START Task inputs

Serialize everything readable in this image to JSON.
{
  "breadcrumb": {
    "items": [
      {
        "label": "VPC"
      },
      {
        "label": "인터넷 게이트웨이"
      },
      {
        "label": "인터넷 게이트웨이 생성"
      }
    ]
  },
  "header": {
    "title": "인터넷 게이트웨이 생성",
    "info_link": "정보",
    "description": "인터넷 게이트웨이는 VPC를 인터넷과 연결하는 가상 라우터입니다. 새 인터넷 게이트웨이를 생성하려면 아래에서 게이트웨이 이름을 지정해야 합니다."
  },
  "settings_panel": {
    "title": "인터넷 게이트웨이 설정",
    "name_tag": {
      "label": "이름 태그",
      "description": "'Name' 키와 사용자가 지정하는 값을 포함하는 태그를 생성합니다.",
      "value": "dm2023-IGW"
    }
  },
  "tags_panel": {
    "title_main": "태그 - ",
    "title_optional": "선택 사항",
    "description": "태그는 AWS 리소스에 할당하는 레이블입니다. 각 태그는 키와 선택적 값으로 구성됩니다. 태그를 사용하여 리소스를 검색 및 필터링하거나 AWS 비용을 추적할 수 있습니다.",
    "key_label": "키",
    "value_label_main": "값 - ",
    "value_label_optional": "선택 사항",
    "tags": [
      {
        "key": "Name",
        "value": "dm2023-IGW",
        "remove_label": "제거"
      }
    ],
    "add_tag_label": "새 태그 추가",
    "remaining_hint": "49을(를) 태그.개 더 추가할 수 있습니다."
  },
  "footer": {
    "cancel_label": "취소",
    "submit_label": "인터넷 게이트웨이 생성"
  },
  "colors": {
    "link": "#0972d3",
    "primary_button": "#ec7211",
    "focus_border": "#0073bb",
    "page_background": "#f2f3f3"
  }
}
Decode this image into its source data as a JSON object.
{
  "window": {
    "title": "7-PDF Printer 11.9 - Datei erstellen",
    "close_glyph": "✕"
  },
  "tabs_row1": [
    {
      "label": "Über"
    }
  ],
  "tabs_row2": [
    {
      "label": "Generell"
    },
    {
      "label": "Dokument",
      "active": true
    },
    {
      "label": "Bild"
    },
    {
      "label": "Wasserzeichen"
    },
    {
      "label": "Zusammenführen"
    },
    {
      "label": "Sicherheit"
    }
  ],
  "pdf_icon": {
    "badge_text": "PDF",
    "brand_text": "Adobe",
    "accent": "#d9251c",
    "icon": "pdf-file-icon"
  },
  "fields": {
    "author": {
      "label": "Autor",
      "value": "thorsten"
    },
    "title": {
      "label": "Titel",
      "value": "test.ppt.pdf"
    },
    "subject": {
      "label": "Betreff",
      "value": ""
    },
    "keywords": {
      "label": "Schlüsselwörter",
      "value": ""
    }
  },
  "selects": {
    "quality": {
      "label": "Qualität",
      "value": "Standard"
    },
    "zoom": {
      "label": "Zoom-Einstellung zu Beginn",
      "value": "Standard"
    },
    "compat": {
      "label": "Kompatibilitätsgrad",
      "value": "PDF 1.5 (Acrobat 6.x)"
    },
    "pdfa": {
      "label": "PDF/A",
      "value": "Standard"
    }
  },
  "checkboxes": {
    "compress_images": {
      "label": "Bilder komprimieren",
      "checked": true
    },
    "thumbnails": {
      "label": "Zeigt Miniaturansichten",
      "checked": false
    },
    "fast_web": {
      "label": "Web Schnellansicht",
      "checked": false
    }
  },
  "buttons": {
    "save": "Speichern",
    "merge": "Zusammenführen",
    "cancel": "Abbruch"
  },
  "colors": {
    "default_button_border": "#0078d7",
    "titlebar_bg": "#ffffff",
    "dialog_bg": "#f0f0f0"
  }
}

END Task inputs

What you need to do:
Check all the records above and select each line where the string "게이트웨이" is found.

The completed task:
        "label": "인터넷 게이트웨이"
        "label": "인터넷 게이트웨이 생성"
    "title": "인터넷 게이트웨이 생성",
    "description": "인터넷 게이트웨이는 VPC를 인터넷과 연결하는 가상 라우터입니다. 새 인터넷 게이트웨이를 생성하려면 아래에서 게이트웨이 이름을 지정해야 합니다."
    "title": "인터넷 게이트웨이 설정",
    "submit_label": "인터넷 게이트웨이 생성"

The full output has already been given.